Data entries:
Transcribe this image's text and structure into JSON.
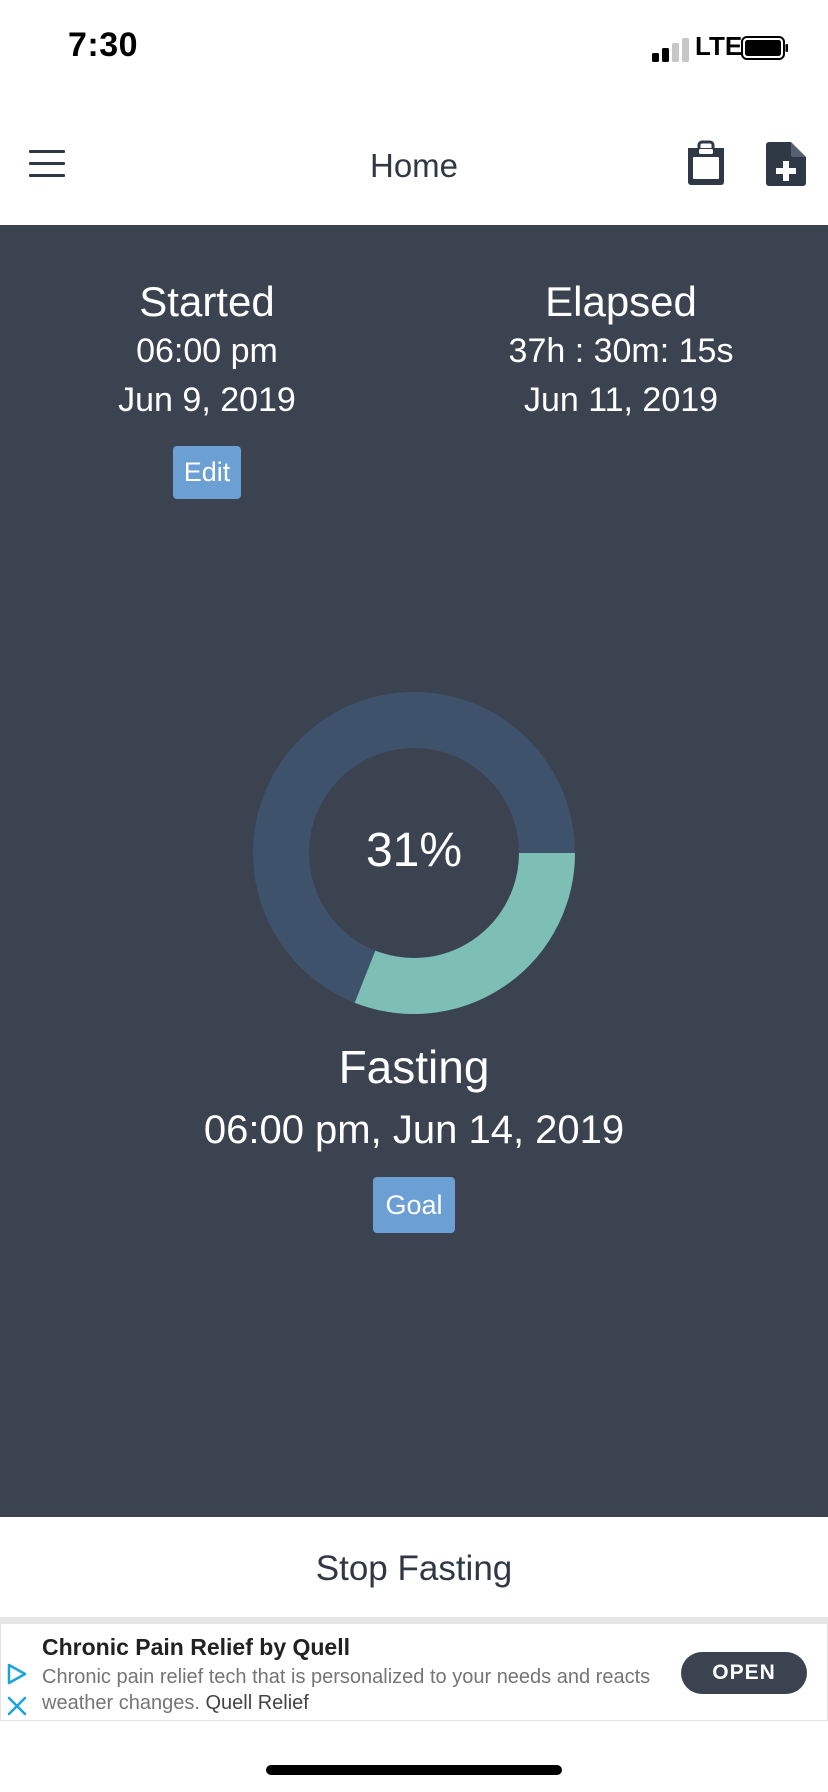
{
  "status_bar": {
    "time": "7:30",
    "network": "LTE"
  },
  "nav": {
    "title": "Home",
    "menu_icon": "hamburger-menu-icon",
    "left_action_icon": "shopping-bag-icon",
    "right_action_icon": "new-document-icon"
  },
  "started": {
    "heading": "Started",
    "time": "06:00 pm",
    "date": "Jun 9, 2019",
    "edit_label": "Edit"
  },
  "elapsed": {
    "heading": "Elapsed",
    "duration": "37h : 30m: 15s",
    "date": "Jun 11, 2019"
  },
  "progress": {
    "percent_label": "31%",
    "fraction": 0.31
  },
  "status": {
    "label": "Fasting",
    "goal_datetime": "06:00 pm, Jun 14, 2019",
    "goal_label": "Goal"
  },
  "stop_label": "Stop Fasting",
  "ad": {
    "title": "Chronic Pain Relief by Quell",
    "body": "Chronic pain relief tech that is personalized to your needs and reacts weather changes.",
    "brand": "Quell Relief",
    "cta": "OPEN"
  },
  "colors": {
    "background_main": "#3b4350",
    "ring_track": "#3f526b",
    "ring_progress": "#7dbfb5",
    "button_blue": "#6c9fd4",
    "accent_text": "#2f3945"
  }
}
--
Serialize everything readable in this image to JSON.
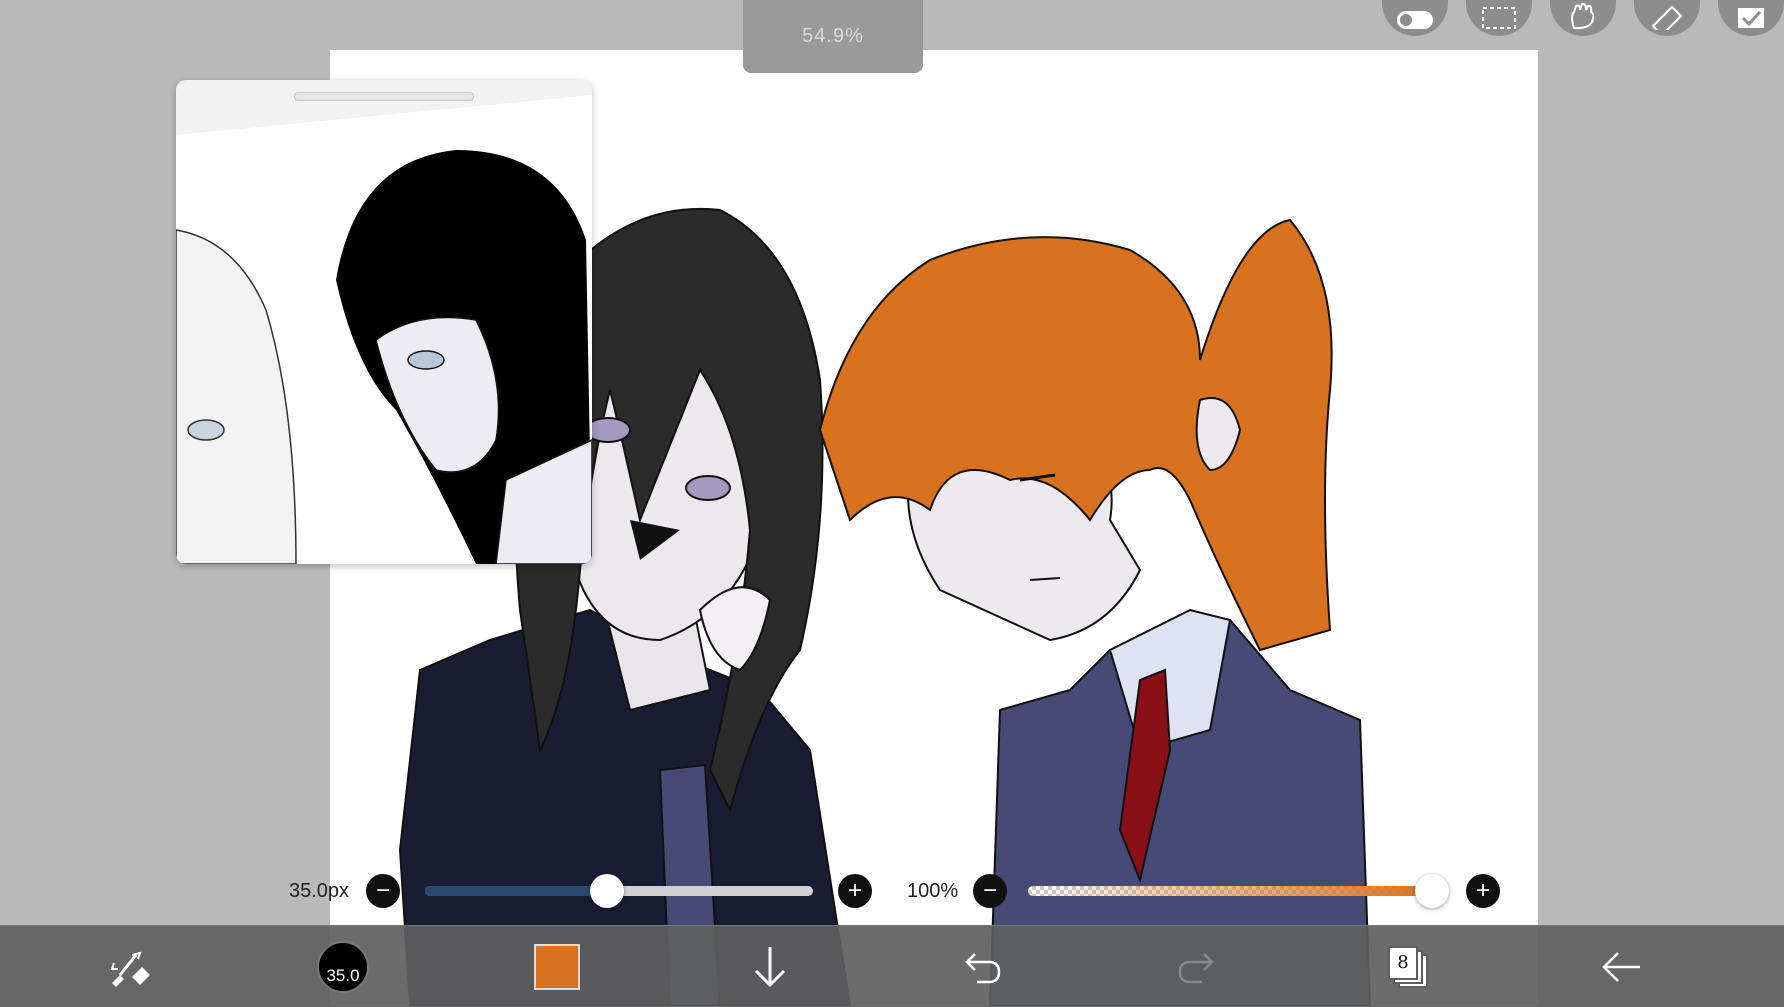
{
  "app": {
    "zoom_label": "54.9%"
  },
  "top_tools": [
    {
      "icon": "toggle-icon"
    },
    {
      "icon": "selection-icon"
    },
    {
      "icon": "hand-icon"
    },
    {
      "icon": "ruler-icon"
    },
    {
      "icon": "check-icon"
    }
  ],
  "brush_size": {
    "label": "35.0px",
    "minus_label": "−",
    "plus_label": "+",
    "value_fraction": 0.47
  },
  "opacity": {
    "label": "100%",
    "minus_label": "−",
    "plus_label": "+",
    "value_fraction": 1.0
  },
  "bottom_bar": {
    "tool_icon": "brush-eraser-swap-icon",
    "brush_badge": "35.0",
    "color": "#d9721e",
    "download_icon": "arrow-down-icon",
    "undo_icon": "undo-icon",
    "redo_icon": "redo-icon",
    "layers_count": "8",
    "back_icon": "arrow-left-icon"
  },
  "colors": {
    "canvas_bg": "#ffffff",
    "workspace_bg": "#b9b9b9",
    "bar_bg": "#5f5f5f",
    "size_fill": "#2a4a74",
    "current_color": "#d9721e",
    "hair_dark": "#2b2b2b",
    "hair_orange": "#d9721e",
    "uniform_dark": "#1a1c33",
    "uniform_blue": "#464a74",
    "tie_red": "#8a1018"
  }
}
==
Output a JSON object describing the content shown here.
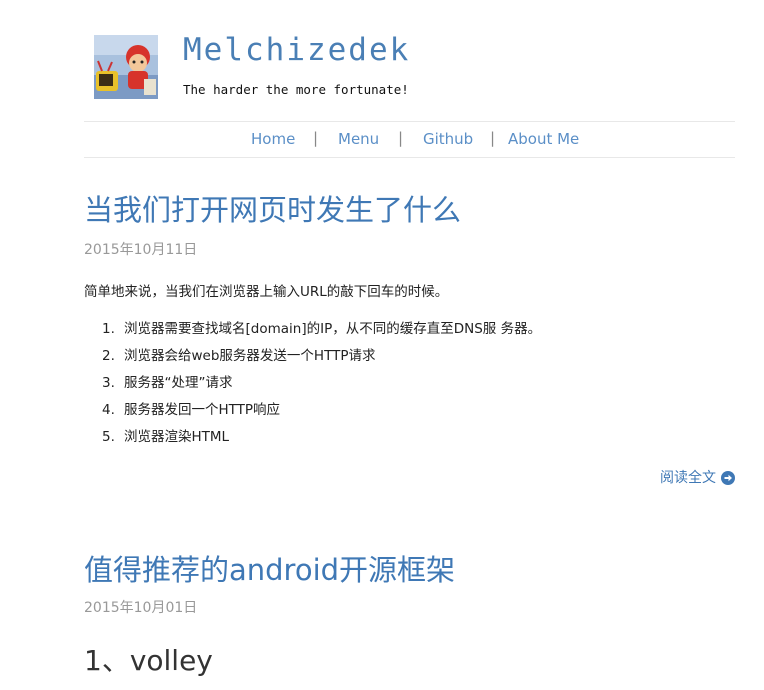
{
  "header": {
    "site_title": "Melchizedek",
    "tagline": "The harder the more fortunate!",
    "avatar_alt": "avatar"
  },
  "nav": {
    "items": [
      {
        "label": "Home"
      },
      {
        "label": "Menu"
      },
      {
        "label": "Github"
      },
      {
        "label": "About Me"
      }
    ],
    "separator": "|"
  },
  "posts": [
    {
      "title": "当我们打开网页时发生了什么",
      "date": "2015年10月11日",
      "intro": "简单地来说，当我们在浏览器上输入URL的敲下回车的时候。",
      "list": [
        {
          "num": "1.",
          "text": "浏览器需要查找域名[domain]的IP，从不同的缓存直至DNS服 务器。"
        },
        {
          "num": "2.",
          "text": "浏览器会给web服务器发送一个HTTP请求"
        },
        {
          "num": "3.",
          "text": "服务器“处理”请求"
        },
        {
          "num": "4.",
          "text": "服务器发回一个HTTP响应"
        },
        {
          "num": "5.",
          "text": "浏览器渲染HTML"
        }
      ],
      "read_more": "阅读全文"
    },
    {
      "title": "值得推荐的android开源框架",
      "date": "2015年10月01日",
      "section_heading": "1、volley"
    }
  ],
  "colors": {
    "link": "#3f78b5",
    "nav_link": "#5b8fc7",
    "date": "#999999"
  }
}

Task statement> Go through the records above, find every line with the word "JSON", and list those lines.

Final result>
Transcribe this image's text and structure into JSON.
Serialize everything readable in this image to JSON.
Output a JSON object describing the content shown here.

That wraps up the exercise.